(Exercise details) Retype everything from "It is now known" down to "isolation and loneliness." in the text on isolation among seniors below, word for word and with its original punctuation.

(Text under study)
According to the National Poll on Healthy Aging, which was recently conducted by the University of Michigan Institute for Healthcare Policy and Innovation, there is a direct link between seniors with health issues and those who feel at least somewhat isolated from society. More than 25% of those individuals polled said that they had contact with family members or with any other persons in their age group, no more than once a week. Private duty caregivers can confirm these results, since many of them spend large periods of time with elderly patients, and can observe the situations first-hand. In Tupelo and elsewhere in this country, many seniors suffer from this feeling of isolation, especially those with relatively serious health issues.
Results of isolationism
This isn’t just a matter of seniors not having company for entertainment, and as research has demonstrated, isolation can lead to some serious consequences. Many of the people who took part in the survey, and who had undergone long periods of isolation, also were subject to chronic loneliness, problems with memory and recollection, and even shorter life spans. In direct contrast to that, those seniors who were far more interactive and social, routinely reported more fulfilling lives, better health, and an increased sense of well-being.
As people age, their mobility, their hearing, and other physical capabilities begin to degrade at different rates for each individual. That makes it even more important that they stay active by volunteering, participating in social groups or religious activities, and by continuing to do things with family members. All family members should have a role to play in helping to maintain the activity level and the engagement factor for elderly loved ones, so as to prevent them from slipping into self-imposed isolation.
It is now known that the effects of isolationism can be just as harmful to the health of a senior as excessive smoking or drinking. Older adults are always at risk of becoming isolated and then beginning to suffer from chronic loneliness, and all the other symptoms which soon follow. For this precise reason, the AARP organization has launched an initiative called Connect2Affect, which is intended to fight all the negative effects which can impact seniors afflicted by isolation and loneliness.

(Dataset content)
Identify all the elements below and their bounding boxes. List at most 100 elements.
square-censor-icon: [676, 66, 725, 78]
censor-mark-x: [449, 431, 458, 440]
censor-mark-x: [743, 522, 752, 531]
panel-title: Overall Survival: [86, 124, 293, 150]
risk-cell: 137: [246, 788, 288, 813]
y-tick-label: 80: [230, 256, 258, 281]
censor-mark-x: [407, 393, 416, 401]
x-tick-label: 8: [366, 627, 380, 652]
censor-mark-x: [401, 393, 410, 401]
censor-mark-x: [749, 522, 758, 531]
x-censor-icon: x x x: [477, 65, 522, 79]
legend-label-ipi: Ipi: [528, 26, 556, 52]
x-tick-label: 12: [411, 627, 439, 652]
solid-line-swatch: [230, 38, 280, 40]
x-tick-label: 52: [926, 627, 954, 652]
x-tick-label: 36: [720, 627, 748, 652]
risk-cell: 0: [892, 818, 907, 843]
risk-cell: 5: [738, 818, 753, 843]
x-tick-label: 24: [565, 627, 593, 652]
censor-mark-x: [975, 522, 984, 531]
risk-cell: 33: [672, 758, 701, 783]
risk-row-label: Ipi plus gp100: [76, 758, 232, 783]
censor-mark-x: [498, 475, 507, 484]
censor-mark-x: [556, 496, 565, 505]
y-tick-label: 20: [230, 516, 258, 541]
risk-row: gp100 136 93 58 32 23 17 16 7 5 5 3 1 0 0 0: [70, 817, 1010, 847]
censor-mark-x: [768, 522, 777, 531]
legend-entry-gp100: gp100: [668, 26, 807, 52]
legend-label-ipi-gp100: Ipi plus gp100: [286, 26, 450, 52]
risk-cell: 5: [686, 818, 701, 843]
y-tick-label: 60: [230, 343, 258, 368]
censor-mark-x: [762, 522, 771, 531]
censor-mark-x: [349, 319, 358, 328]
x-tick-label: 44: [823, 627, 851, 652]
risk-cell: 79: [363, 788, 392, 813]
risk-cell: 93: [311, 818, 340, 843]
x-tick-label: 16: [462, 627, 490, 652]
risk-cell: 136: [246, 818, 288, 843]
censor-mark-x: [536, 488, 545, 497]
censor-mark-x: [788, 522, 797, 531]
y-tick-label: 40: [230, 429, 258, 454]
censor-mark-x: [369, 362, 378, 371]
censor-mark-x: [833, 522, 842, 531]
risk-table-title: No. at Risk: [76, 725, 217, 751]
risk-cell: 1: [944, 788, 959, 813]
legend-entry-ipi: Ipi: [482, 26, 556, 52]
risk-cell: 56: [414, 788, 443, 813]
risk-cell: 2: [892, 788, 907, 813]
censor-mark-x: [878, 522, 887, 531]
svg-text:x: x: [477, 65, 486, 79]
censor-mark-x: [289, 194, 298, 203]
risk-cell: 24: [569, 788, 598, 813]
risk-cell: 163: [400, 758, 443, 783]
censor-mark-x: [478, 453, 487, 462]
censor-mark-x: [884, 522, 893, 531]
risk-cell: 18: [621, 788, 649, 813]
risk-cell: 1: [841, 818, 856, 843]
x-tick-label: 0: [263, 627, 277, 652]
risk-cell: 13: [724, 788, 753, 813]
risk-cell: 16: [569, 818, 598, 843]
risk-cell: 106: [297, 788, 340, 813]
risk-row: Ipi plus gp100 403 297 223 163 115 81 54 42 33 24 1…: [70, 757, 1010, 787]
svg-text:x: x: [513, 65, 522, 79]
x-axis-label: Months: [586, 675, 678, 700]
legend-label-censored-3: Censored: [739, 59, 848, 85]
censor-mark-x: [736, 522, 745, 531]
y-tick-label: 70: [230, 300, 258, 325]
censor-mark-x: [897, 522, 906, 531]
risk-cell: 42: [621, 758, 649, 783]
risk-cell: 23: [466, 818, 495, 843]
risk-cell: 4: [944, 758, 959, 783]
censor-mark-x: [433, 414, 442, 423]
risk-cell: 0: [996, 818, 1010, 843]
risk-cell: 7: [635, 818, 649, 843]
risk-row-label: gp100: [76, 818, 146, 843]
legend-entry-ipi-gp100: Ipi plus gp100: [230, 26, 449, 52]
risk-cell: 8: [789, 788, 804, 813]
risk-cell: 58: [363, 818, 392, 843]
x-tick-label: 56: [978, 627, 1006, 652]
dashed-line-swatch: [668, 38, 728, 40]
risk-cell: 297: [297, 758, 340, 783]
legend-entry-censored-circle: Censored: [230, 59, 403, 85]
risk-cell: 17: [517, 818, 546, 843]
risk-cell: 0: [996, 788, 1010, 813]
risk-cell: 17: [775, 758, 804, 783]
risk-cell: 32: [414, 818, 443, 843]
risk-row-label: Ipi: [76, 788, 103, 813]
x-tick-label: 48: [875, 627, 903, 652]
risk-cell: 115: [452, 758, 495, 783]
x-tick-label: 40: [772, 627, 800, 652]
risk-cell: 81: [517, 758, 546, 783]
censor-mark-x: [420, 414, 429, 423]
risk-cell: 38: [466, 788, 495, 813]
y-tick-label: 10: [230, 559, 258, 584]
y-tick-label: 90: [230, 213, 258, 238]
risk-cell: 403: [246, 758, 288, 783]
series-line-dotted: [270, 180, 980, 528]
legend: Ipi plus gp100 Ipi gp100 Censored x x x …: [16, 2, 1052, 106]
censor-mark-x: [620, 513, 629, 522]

(Solution to this task)
It is now known that the effects of isolationism can be just as harmful to the health of a senior as excessive smoking or drinking. Older adults are always at risk of becoming isolated and then beginning to suffer from chronic loneliness, and all the other symptoms which soon follow. For this precise reason, the AARP organization has launched an initiative called Connect2Affect, which is intended to fight all the negative effects which can impact seniors afflicted by isolation and loneliness.